- **Direction**: Look below and pull out each line with the word "text".

* BEGIN Material *

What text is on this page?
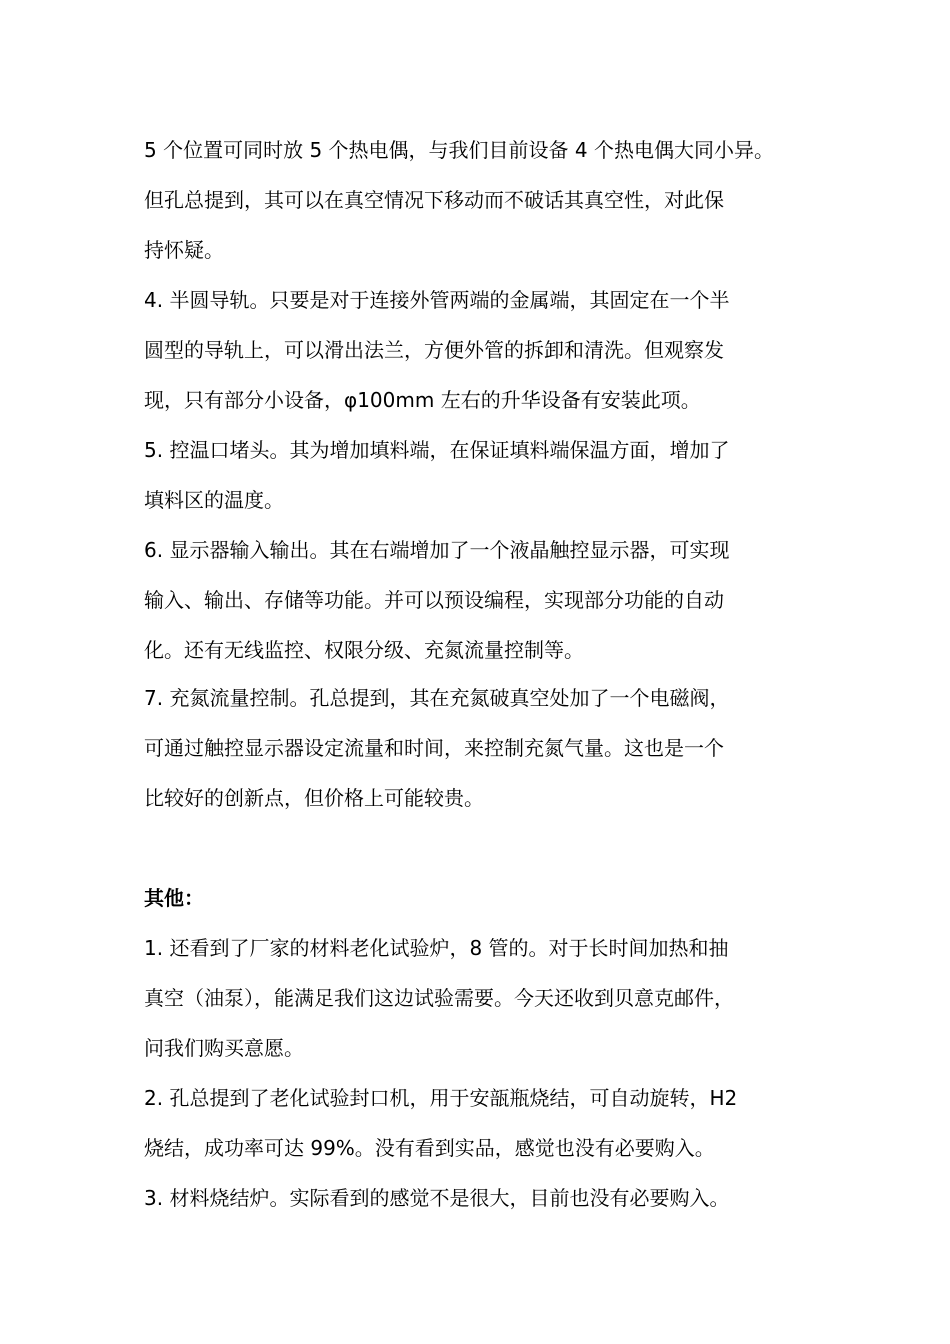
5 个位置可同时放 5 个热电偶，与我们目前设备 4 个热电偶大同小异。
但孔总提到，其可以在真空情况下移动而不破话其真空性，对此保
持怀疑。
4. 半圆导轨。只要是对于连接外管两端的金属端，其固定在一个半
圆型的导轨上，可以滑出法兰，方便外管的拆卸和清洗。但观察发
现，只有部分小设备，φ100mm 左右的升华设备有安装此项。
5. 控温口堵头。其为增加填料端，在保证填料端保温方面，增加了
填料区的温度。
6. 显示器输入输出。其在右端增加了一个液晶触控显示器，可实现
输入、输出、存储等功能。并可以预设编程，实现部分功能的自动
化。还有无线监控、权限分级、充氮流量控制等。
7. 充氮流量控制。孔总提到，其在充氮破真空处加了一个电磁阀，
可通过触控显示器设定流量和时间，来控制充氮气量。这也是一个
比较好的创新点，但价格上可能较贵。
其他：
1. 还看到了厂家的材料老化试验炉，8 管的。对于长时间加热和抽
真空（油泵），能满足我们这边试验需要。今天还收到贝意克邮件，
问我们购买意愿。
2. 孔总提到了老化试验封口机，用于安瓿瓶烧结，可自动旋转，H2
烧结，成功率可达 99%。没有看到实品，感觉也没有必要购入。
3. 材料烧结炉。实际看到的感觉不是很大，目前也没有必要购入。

* END Material *
* BEGIN Material *

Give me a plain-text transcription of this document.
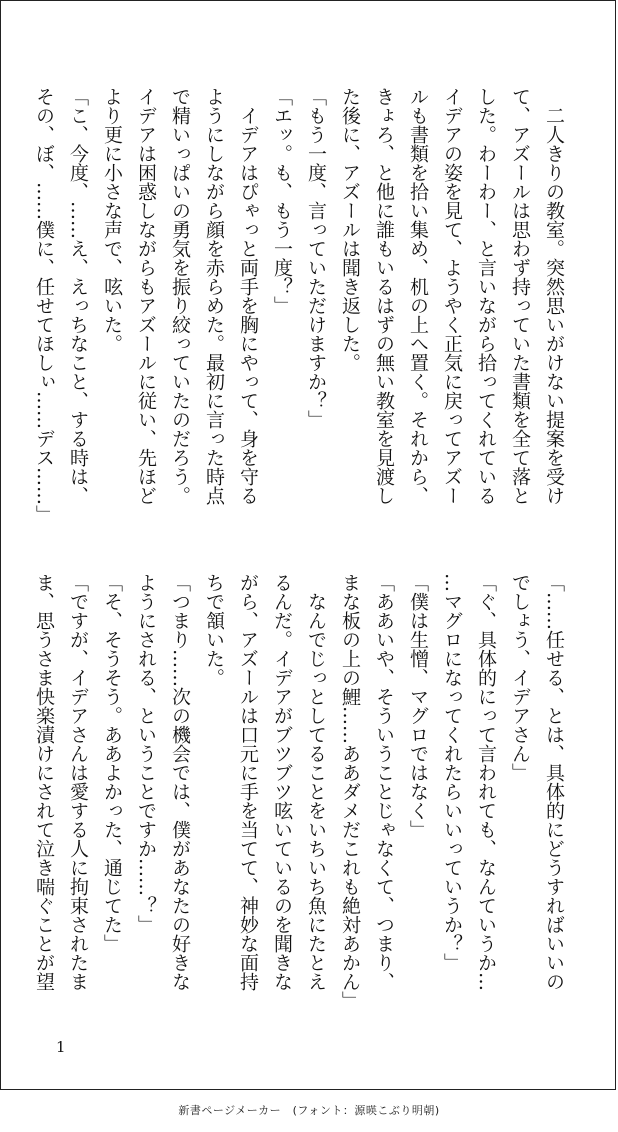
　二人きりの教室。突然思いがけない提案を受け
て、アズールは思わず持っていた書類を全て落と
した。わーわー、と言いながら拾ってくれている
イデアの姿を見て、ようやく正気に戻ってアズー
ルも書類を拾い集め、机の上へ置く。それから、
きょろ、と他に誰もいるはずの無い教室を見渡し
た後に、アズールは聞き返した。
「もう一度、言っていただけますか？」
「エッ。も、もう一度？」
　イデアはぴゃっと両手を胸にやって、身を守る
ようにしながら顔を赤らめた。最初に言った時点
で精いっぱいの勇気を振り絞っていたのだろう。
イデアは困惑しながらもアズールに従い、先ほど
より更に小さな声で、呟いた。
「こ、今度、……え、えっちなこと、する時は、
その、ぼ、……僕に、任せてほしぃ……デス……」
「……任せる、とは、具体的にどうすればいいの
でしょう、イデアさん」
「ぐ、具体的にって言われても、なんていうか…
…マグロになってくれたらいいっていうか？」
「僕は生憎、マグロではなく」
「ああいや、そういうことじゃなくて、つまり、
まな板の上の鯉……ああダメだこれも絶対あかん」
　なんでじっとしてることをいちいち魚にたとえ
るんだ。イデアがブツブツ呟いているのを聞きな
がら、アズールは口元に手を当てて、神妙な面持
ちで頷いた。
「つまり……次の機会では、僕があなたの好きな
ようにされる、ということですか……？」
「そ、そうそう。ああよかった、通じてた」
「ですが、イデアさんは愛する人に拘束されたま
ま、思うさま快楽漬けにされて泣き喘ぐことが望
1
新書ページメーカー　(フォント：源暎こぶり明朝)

* END Material *

- **Result of the exercise**:
What text is on this page?
Give me a plain-text transcription of this document.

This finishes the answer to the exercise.